## Begin Exercise data

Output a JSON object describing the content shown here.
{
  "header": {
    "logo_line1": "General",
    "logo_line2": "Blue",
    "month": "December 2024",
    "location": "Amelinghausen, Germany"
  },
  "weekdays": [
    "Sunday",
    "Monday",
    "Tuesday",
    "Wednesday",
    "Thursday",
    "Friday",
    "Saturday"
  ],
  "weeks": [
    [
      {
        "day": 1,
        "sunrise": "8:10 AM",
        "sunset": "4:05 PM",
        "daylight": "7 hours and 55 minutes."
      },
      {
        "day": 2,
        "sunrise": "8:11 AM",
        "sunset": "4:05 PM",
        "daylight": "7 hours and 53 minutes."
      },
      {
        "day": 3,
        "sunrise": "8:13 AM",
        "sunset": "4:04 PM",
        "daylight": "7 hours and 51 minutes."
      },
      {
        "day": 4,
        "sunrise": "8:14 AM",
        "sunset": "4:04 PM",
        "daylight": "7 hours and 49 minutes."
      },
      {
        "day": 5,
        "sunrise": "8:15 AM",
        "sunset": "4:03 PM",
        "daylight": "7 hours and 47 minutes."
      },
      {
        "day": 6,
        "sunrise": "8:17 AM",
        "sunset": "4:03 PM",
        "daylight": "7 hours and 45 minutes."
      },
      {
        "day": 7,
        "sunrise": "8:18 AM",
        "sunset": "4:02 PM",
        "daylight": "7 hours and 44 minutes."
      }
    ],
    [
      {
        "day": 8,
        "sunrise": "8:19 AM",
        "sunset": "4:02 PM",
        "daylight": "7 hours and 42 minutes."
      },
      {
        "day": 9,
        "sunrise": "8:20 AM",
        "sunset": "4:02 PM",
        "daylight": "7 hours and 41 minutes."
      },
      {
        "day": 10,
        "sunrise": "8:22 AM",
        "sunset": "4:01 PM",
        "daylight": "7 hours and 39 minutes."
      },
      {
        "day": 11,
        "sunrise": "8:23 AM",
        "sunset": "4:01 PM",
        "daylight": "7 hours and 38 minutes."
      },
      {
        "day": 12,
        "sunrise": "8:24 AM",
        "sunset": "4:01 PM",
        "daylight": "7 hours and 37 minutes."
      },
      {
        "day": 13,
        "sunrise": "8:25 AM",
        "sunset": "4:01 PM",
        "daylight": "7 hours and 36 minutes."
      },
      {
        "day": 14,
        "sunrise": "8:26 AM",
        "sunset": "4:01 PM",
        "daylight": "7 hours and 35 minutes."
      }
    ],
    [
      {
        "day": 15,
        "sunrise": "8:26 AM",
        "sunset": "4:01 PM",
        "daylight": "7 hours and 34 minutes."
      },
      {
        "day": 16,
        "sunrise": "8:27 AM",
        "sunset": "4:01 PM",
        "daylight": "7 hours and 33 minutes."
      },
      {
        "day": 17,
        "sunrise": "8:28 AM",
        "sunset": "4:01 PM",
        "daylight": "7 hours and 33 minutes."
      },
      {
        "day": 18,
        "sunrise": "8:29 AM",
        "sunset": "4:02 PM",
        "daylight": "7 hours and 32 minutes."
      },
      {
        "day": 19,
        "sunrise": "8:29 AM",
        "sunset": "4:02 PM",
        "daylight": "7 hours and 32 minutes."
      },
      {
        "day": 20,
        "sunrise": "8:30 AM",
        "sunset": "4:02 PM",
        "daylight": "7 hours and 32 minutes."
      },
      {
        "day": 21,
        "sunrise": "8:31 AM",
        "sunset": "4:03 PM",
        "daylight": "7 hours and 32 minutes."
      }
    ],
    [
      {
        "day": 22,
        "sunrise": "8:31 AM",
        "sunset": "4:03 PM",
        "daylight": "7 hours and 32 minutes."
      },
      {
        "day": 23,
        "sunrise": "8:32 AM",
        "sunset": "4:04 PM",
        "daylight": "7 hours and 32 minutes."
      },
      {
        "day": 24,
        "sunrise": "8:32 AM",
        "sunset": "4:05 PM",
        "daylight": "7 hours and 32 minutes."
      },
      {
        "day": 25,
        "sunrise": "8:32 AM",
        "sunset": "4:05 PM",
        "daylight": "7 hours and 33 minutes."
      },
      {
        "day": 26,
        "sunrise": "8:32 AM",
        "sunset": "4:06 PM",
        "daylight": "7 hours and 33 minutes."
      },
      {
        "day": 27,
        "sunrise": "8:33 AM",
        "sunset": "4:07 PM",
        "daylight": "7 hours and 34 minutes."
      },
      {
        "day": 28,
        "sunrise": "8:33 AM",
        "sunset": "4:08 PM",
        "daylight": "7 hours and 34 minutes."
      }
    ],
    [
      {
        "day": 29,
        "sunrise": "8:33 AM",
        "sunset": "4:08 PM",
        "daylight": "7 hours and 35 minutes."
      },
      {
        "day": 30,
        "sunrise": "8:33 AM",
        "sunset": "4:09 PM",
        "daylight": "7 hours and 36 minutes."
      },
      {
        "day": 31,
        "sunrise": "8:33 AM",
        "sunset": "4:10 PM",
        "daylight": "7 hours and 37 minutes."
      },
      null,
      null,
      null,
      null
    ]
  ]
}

## End Exercise data

* [Directions for this task] Reproduce the material above, every line of it, exactly.

* [Response below]
Output a JSON object describing the content shown here.
{
  "header": {
    "logo_line1": "General",
    "logo_line2": "Blue",
    "month": "December 2024",
    "location": "Amelinghausen, Germany"
  },
  "weekdays": [
    "Sunday",
    "Monday",
    "Tuesday",
    "Wednesday",
    "Thursday",
    "Friday",
    "Saturday"
  ],
  "weeks": [
    [
      {
        "day": 1,
        "sunrise": "8:10 AM",
        "sunset": "4:05 PM",
        "daylight": "7 hours and 55 minutes."
      },
      {
        "day": 2,
        "sunrise": "8:11 AM",
        "sunset": "4:05 PM",
        "daylight": "7 hours and 53 minutes."
      },
      {
        "day": 3,
        "sunrise": "8:13 AM",
        "sunset": "4:04 PM",
        "daylight": "7 hours and 51 minutes."
      },
      {
        "day": 4,
        "sunrise": "8:14 AM",
        "sunset": "4:04 PM",
        "daylight": "7 hours and 49 minutes."
      },
      {
        "day": 5,
        "sunrise": "8:15 AM",
        "sunset": "4:03 PM",
        "daylight": "7 hours and 47 minutes."
      },
      {
        "day": 6,
        "sunrise": "8:17 AM",
        "sunset": "4:03 PM",
        "daylight": "7 hours and 45 minutes."
      },
      {
        "day": 7,
        "sunrise": "8:18 AM",
        "sunset": "4:02 PM",
        "daylight": "7 hours and 44 minutes."
      }
    ],
    [
      {
        "day": 8,
        "sunrise": "8:19 AM",
        "sunset": "4:02 PM",
        "daylight": "7 hours and 42 minutes."
      },
      {
        "day": 9,
        "sunrise": "8:20 AM",
        "sunset": "4:02 PM",
        "daylight": "7 hours and 41 minutes."
      },
      {
        "day": 10,
        "sunrise": "8:22 AM",
        "sunset": "4:01 PM",
        "daylight": "7 hours and 39 minutes."
      },
      {
        "day": 11,
        "sunrise": "8:23 AM",
        "sunset": "4:01 PM",
        "daylight": "7 hours and 38 minutes."
      },
      {
        "day": 12,
        "sunrise": "8:24 AM",
        "sunset": "4:01 PM",
        "daylight": "7 hours and 37 minutes."
      },
      {
        "day": 13,
        "sunrise": "8:25 AM",
        "sunset": "4:01 PM",
        "daylight": "7 hours and 36 minutes."
      },
      {
        "day": 14,
        "sunrise": "8:26 AM",
        "sunset": "4:01 PM",
        "daylight": "7 hours and 35 minutes."
      }
    ],
    [
      {
        "day": 15,
        "sunrise": "8:26 AM",
        "sunset": "4:01 PM",
        "daylight": "7 hours and 34 minutes."
      },
      {
        "day": 16,
        "sunrise": "8:27 AM",
        "sunset": "4:01 PM",
        "daylight": "7 hours and 33 minutes."
      },
      {
        "day": 17,
        "sunrise": "8:28 AM",
        "sunset": "4:01 PM",
        "daylight": "7 hours and 33 minutes."
      },
      {
        "day": 18,
        "sunrise": "8:29 AM",
        "sunset": "4:02 PM",
        "daylight": "7 hours and 32 minutes."
      },
      {
        "day": 19,
        "sunrise": "8:29 AM",
        "sunset": "4:02 PM",
        "daylight": "7 hours and 32 minutes."
      },
      {
        "day": 20,
        "sunrise": "8:30 AM",
        "sunset": "4:02 PM",
        "daylight": "7 hours and 32 minutes."
      },
      {
        "day": 21,
        "sunrise": "8:31 AM",
        "sunset": "4:03 PM",
        "daylight": "7 hours and 32 minutes."
      }
    ],
    [
      {
        "day": 22,
        "sunrise": "8:31 AM",
        "sunset": "4:03 PM",
        "daylight": "7 hours and 32 minutes."
      },
      {
        "day": 23,
        "sunrise": "8:32 AM",
        "sunset": "4:04 PM",
        "daylight": "7 hours and 32 minutes."
      },
      {
        "day": 24,
        "sunrise": "8:32 AM",
        "sunset": "4:05 PM",
        "daylight": "7 hours and 32 minutes."
      },
      {
        "day": 25,
        "sunrise": "8:32 AM",
        "sunset": "4:05 PM",
        "daylight": "7 hours and 33 minutes."
      },
      {
        "day": 26,
        "sunrise": "8:32 AM",
        "sunset": "4:06 PM",
        "daylight": "7 hours and 33 minutes."
      },
      {
        "day": 27,
        "sunrise": "8:33 AM",
        "sunset": "4:07 PM",
        "daylight": "7 hours and 34 minutes."
      },
      {
        "day": 28,
        "sunrise": "8:33 AM",
        "sunset": "4:08 PM",
        "daylight": "7 hours and 34 minutes."
      }
    ],
    [
      {
        "day": 29,
        "sunrise": "8:33 AM",
        "sunset": "4:08 PM",
        "daylight": "7 hours and 35 minutes."
      },
      {
        "day": 30,
        "sunrise": "8:33 AM",
        "sunset": "4:09 PM",
        "daylight": "7 hours and 36 minutes."
      },
      {
        "day": 31,
        "sunrise": "8:33 AM",
        "sunset": "4:10 PM",
        "daylight": "7 hours and 37 minutes."
      },
      null,
      null,
      null,
      null
    ]
  ]
}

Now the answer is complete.